BRIEF: Drop every picture and give the entries back exactly.

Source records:
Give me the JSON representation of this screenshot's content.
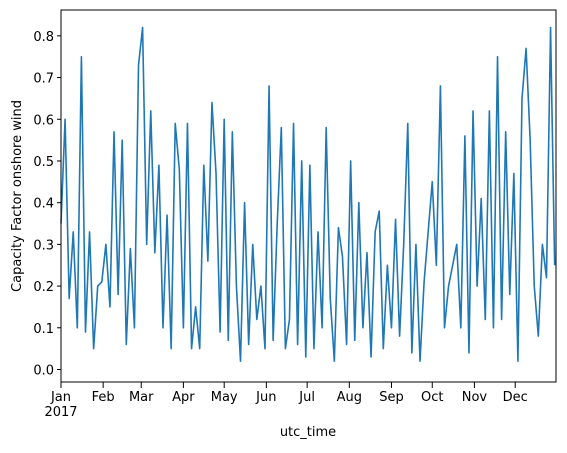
{
  "chart_data": {
    "type": "line",
    "xlabel": "utc_time",
    "ylabel": "Capacity Factor onshore wind",
    "x_year_label": "2017",
    "x": [
      0,
      3,
      6,
      9,
      12,
      15,
      18,
      21,
      24,
      27,
      30,
      33,
      36,
      39,
      42,
      45,
      48,
      51,
      54,
      57,
      60,
      63,
      66,
      69,
      72,
      75,
      78,
      81,
      84,
      87,
      90,
      93,
      96,
      99,
      102,
      105,
      108,
      111,
      114,
      117,
      120,
      123,
      126,
      129,
      132,
      135,
      138,
      141,
      144,
      147,
      150,
      153,
      156,
      159,
      162,
      165,
      168,
      171,
      174,
      177,
      180,
      183,
      186,
      189,
      192,
      195,
      198,
      201,
      204,
      207,
      210,
      213,
      216,
      219,
      222,
      225,
      228,
      231,
      234,
      237,
      240,
      243,
      246,
      249,
      252,
      255,
      258,
      261,
      264,
      267,
      270,
      273,
      276,
      279,
      282,
      285,
      288,
      291,
      294,
      297,
      300,
      303,
      306,
      309,
      312,
      315,
      318,
      321,
      324,
      327,
      330,
      333,
      336,
      339,
      342,
      345,
      348,
      351,
      354,
      357,
      360,
      363
    ],
    "series": [
      {
        "name": "onshore wind",
        "color": "#1f77b4",
        "values": [
          0.35,
          0.6,
          0.17,
          0.33,
          0.1,
          0.75,
          0.09,
          0.33,
          0.05,
          0.2,
          0.21,
          0.3,
          0.15,
          0.57,
          0.18,
          0.55,
          0.06,
          0.29,
          0.1,
          0.73,
          0.82,
          0.3,
          0.62,
          0.28,
          0.49,
          0.1,
          0.37,
          0.05,
          0.59,
          0.48,
          0.1,
          0.59,
          0.05,
          0.15,
          0.05,
          0.49,
          0.26,
          0.64,
          0.47,
          0.09,
          0.6,
          0.07,
          0.57,
          0.2,
          0.02,
          0.4,
          0.06,
          0.3,
          0.12,
          0.2,
          0.05,
          0.68,
          0.07,
          0.35,
          0.58,
          0.05,
          0.12,
          0.59,
          0.06,
          0.5,
          0.03,
          0.49,
          0.05,
          0.33,
          0.1,
          0.58,
          0.17,
          0.02,
          0.34,
          0.27,
          0.06,
          0.5,
          0.07,
          0.4,
          0.1,
          0.28,
          0.03,
          0.33,
          0.38,
          0.05,
          0.25,
          0.1,
          0.36,
          0.08,
          0.3,
          0.59,
          0.04,
          0.3,
          0.02,
          0.21,
          0.33,
          0.45,
          0.25,
          0.68,
          0.1,
          0.2,
          0.25,
          0.3,
          0.1,
          0.56,
          0.04,
          0.62,
          0.2,
          0.41,
          0.12,
          0.62,
          0.1,
          0.75,
          0.12,
          0.57,
          0.18,
          0.47,
          0.02,
          0.65,
          0.77,
          0.55,
          0.2,
          0.08,
          0.3,
          0.22,
          0.82,
          0.25
        ]
      }
    ],
    "xlim": [
      0,
      364
    ],
    "xticks": [
      {
        "value": 0,
        "label": "Jan"
      },
      {
        "value": 31,
        "label": "Feb"
      },
      {
        "value": 59,
        "label": "Mar"
      },
      {
        "value": 90,
        "label": "Apr"
      },
      {
        "value": 120,
        "label": "May"
      },
      {
        "value": 151,
        "label": "Jun"
      },
      {
        "value": 181,
        "label": "Jul"
      },
      {
        "value": 212,
        "label": "Aug"
      },
      {
        "value": 243,
        "label": "Sep"
      },
      {
        "value": 273,
        "label": "Oct"
      },
      {
        "value": 304,
        "label": "Nov"
      },
      {
        "value": 334,
        "label": "Dec"
      }
    ],
    "ylim": [
      -0.03,
      0.862
    ],
    "yticks": [
      {
        "value": 0,
        "label": "0.0"
      },
      0.1,
      0.2,
      0.3,
      0.4,
      0.5,
      0.6,
      0.7,
      0.8
    ]
  }
}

THE ANSWER:
Give me the JSON representation of this screenshot's content.
{
  "chart_data": {
    "type": "line",
    "xlabel": "utc_time",
    "ylabel": "Capacity Factor onshore wind",
    "x_year_label": "2017",
    "x": [
      0,
      3,
      6,
      9,
      12,
      15,
      18,
      21,
      24,
      27,
      30,
      33,
      36,
      39,
      42,
      45,
      48,
      51,
      54,
      57,
      60,
      63,
      66,
      69,
      72,
      75,
      78,
      81,
      84,
      87,
      90,
      93,
      96,
      99,
      102,
      105,
      108,
      111,
      114,
      117,
      120,
      123,
      126,
      129,
      132,
      135,
      138,
      141,
      144,
      147,
      150,
      153,
      156,
      159,
      162,
      165,
      168,
      171,
      174,
      177,
      180,
      183,
      186,
      189,
      192,
      195,
      198,
      201,
      204,
      207,
      210,
      213,
      216,
      219,
      222,
      225,
      228,
      231,
      234,
      237,
      240,
      243,
      246,
      249,
      252,
      255,
      258,
      261,
      264,
      267,
      270,
      273,
      276,
      279,
      282,
      285,
      288,
      291,
      294,
      297,
      300,
      303,
      306,
      309,
      312,
      315,
      318,
      321,
      324,
      327,
      330,
      333,
      336,
      339,
      342,
      345,
      348,
      351,
      354,
      357,
      360,
      363
    ],
    "series": [
      {
        "name": "onshore wind",
        "color": "#1f77b4",
        "values": [
          0.35,
          0.6,
          0.17,
          0.33,
          0.1,
          0.75,
          0.09,
          0.33,
          0.05,
          0.2,
          0.21,
          0.3,
          0.15,
          0.57,
          0.18,
          0.55,
          0.06,
          0.29,
          0.1,
          0.73,
          0.82,
          0.3,
          0.62,
          0.28,
          0.49,
          0.1,
          0.37,
          0.05,
          0.59,
          0.48,
          0.1,
          0.59,
          0.05,
          0.15,
          0.05,
          0.49,
          0.26,
          0.64,
          0.47,
          0.09,
          0.6,
          0.07,
          0.57,
          0.2,
          0.02,
          0.4,
          0.06,
          0.3,
          0.12,
          0.2,
          0.05,
          0.68,
          0.07,
          0.35,
          0.58,
          0.05,
          0.12,
          0.59,
          0.06,
          0.5,
          0.03,
          0.49,
          0.05,
          0.33,
          0.1,
          0.58,
          0.17,
          0.02,
          0.34,
          0.27,
          0.06,
          0.5,
          0.07,
          0.4,
          0.1,
          0.28,
          0.03,
          0.33,
          0.38,
          0.05,
          0.25,
          0.1,
          0.36,
          0.08,
          0.3,
          0.59,
          0.04,
          0.3,
          0.02,
          0.21,
          0.33,
          0.45,
          0.25,
          0.68,
          0.1,
          0.2,
          0.25,
          0.3,
          0.1,
          0.56,
          0.04,
          0.62,
          0.2,
          0.41,
          0.12,
          0.62,
          0.1,
          0.75,
          0.12,
          0.57,
          0.18,
          0.47,
          0.02,
          0.65,
          0.77,
          0.55,
          0.2,
          0.08,
          0.3,
          0.22,
          0.82,
          0.25
        ]
      }
    ],
    "xlim": [
      0,
      364
    ],
    "xticks": [
      {
        "value": 0,
        "label": "Jan"
      },
      {
        "value": 31,
        "label": "Feb"
      },
      {
        "value": 59,
        "label": "Mar"
      },
      {
        "value": 90,
        "label": "Apr"
      },
      {
        "value": 120,
        "label": "May"
      },
      {
        "value": 151,
        "label": "Jun"
      },
      {
        "value": 181,
        "label": "Jul"
      },
      {
        "value": 212,
        "label": "Aug"
      },
      {
        "value": 243,
        "label": "Sep"
      },
      {
        "value": 273,
        "label": "Oct"
      },
      {
        "value": 304,
        "label": "Nov"
      },
      {
        "value": 334,
        "label": "Dec"
      }
    ],
    "ylim": [
      -0.03,
      0.862
    ],
    "yticks": [
      {
        "value": 0,
        "label": "0.0"
      },
      0.1,
      0.2,
      0.3,
      0.4,
      0.5,
      0.6,
      0.7,
      0.8
    ]
  }
}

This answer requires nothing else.